▸ Goal
Extract each line of the data and write it out again exactly.

++++++++++

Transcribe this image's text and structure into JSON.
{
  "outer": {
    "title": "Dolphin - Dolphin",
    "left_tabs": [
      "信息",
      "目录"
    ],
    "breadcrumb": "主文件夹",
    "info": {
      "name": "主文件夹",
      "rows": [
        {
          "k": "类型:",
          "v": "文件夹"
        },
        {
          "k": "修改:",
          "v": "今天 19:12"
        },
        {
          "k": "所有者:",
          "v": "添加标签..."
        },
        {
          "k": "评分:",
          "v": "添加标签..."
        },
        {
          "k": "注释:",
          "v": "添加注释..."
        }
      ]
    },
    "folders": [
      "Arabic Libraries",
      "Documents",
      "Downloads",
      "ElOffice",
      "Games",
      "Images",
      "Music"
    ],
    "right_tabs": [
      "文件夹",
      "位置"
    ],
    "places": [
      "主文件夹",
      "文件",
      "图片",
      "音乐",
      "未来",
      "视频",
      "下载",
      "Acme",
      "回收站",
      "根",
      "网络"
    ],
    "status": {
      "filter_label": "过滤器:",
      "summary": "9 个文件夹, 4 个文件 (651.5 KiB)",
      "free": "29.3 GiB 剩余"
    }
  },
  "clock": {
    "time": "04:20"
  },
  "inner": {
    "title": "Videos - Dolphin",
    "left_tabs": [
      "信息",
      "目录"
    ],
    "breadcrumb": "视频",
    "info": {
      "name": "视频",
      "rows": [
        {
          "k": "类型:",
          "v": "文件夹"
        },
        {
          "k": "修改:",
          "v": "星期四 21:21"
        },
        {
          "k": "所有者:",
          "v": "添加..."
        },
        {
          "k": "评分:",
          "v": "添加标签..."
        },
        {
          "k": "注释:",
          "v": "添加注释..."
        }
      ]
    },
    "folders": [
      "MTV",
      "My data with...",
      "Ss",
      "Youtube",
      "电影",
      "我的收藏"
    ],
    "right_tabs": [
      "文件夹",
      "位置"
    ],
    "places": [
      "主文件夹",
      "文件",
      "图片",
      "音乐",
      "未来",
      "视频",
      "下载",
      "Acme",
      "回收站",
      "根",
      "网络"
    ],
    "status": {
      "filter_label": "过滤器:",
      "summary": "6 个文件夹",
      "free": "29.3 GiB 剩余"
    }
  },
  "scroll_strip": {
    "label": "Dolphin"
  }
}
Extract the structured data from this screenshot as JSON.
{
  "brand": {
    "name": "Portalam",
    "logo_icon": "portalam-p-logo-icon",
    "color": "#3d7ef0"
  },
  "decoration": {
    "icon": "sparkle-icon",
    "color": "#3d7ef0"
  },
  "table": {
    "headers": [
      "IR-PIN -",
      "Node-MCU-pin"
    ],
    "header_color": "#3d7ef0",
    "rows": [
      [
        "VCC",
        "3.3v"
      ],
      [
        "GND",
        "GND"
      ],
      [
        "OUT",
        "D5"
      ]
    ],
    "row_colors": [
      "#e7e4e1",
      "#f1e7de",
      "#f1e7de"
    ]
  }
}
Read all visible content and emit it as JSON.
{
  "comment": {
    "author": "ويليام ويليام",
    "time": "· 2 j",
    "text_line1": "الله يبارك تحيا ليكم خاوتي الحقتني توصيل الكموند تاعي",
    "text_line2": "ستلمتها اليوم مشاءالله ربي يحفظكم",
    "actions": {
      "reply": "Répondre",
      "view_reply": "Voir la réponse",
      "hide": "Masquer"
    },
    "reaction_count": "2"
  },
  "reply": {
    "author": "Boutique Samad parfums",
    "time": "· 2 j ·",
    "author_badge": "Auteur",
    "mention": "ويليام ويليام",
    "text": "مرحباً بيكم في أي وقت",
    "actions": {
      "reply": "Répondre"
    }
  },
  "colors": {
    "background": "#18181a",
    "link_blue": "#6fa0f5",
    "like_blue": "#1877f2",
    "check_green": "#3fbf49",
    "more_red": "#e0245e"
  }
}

++++++++++

▸ Exercise response
Transcribe this image's text and structure into JSON.
{
  "outer": {
    "title": "Dolphin - Dolphin",
    "left_tabs": [
      "信息",
      "目录"
    ],
    "breadcrumb": "主文件夹",
    "info": {
      "name": "主文件夹",
      "rows": [
        {
          "k": "类型:",
          "v": "文件夹"
        },
        {
          "k": "修改:",
          "v": "今天 19:12"
        },
        {
          "k": "所有者:",
          "v": "添加标签..."
        },
        {
          "k": "评分:",
          "v": "添加标签..."
        },
        {
          "k": "注释:",
          "v": "添加注释..."
        }
      ]
    },
    "folders": [
      "Arabic Libraries",
      "Documents",
      "Downloads",
      "ElOffice",
      "Games",
      "Images",
      "Music"
    ],
    "right_tabs": [
      "文件夹",
      "位置"
    ],
    "places": [
      "主文件夹",
      "文件",
      "图片",
      "音乐",
      "未来",
      "视频",
      "下载",
      "Acme",
      "回收站",
      "根",
      "网络"
    ],
    "status": {
      "filter_label": "过滤器:",
      "summary": "9 个文件夹, 4 个文件 (651.5 KiB)",
      "free": "29.3 GiB 剩余"
    }
  },
  "clock": {
    "time": "04:20"
  },
  "inner": {
    "title": "Videos - Dolphin",
    "left_tabs": [
      "信息",
      "目录"
    ],
    "breadcrumb": "视频",
    "info": {
      "name": "视频",
      "rows": [
        {
          "k": "类型:",
          "v": "文件夹"
        },
        {
          "k": "修改:",
          "v": "星期四 21:21"
        },
        {
          "k": "所有者:",
          "v": "添加..."
        },
        {
          "k": "评分:",
          "v": "添加标签..."
        },
        {
          "k": "注释:",
          "v": "添加注释..."
        }
      ]
    },
    "folders": [
      "MTV",
      "My data with...",
      "Ss",
      "Youtube",
      "电影",
      "我的收藏"
    ],
    "right_tabs": [
      "文件夹",
      "位置"
    ],
    "places": [
      "主文件夹",
      "文件",
      "图片",
      "音乐",
      "未来",
      "视频",
      "下载",
      "Acme",
      "回收站",
      "根",
      "网络"
    ],
    "status": {
      "filter_label": "过滤器:",
      "summary": "6 个文件夹",
      "free": "29.3 GiB 剩余"
    }
  },
  "scroll_strip": {
    "label": "Dolphin"
  }
}
Extract the structured data from this screenshot as JSON.
{
  "brand": {
    "name": "Portalam",
    "logo_icon": "portalam-p-logo-icon",
    "color": "#3d7ef0"
  },
  "decoration": {
    "icon": "sparkle-icon",
    "color": "#3d7ef0"
  },
  "table": {
    "headers": [
      "IR-PIN -",
      "Node-MCU-pin"
    ],
    "header_color": "#3d7ef0",
    "rows": [
      [
        "VCC",
        "3.3v"
      ],
      [
        "GND",
        "GND"
      ],
      [
        "OUT",
        "D5"
      ]
    ],
    "row_colors": [
      "#e7e4e1",
      "#f1e7de",
      "#f1e7de"
    ]
  }
}
Read all visible content and emit it as JSON.
{
  "comment": {
    "author": "ويليام ويليام",
    "time": "· 2 j",
    "text_line1": "الله يبارك تحيا ليكم خاوتي الحقتني توصيل الكموند تاعي",
    "text_line2": "ستلمتها اليوم مشاءالله ربي يحفظكم",
    "actions": {
      "reply": "Répondre",
      "view_reply": "Voir la réponse",
      "hide": "Masquer"
    },
    "reaction_count": "2"
  },
  "reply": {
    "author": "Boutique Samad parfums",
    "time": "· 2 j ·",
    "author_badge": "Auteur",
    "mention": "ويليام ويليام",
    "text": "مرحباً بيكم في أي وقت",
    "actions": {
      "reply": "Répondre"
    }
  },
  "colors": {
    "background": "#18181a",
    "link_blue": "#6fa0f5",
    "like_blue": "#1877f2",
    "check_green": "#3fbf49",
    "more_red": "#e0245e"
  }
}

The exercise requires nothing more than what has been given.